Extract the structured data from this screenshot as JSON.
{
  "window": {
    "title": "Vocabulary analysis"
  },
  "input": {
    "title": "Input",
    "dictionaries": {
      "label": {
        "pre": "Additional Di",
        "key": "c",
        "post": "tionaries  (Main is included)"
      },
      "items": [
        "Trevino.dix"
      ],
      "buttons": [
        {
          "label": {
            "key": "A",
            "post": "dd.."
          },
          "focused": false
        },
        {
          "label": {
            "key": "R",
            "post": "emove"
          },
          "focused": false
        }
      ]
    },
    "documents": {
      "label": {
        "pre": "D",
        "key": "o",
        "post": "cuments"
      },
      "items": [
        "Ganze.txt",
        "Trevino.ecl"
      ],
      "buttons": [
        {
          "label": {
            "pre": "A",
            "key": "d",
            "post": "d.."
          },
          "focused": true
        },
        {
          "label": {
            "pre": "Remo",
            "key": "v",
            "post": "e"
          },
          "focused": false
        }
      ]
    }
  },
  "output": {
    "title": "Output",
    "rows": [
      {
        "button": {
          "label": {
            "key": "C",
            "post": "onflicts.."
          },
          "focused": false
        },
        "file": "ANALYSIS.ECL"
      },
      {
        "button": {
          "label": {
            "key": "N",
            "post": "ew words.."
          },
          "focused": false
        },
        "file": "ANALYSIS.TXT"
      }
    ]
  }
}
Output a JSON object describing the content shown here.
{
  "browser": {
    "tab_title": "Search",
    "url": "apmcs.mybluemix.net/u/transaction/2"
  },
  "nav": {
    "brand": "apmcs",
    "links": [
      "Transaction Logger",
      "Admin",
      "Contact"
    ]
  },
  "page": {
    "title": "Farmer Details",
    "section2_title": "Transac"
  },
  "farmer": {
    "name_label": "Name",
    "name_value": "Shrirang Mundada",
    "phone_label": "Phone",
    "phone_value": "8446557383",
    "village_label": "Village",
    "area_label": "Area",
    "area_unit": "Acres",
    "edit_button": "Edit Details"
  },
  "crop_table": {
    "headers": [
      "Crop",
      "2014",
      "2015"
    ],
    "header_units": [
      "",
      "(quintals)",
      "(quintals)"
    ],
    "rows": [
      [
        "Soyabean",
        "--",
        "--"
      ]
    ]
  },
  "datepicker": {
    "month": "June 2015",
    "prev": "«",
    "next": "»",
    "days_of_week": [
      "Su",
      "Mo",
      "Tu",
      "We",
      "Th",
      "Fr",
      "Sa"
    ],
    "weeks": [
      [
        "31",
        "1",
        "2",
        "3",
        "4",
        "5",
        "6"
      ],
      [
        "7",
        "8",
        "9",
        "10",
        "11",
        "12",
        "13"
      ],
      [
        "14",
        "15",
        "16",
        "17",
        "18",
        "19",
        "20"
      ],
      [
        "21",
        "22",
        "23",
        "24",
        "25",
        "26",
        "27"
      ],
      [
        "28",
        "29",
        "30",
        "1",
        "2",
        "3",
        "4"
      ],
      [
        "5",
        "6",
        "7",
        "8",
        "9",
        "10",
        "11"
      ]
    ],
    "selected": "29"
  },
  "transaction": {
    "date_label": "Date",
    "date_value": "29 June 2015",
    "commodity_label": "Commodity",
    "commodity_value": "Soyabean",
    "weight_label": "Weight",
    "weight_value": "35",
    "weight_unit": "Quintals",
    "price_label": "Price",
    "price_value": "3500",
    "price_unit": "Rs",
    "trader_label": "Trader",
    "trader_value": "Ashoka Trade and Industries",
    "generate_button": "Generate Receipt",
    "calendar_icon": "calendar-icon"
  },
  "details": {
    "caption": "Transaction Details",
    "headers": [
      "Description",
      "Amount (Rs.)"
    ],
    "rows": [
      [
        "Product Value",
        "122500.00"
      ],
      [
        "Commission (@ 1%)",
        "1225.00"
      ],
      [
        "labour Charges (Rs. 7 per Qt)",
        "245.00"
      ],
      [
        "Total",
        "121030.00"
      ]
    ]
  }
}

___

**Requirement:** Determine how many lines in the listing above hold the word "post", answering with the number only.

**Correct answer:** 8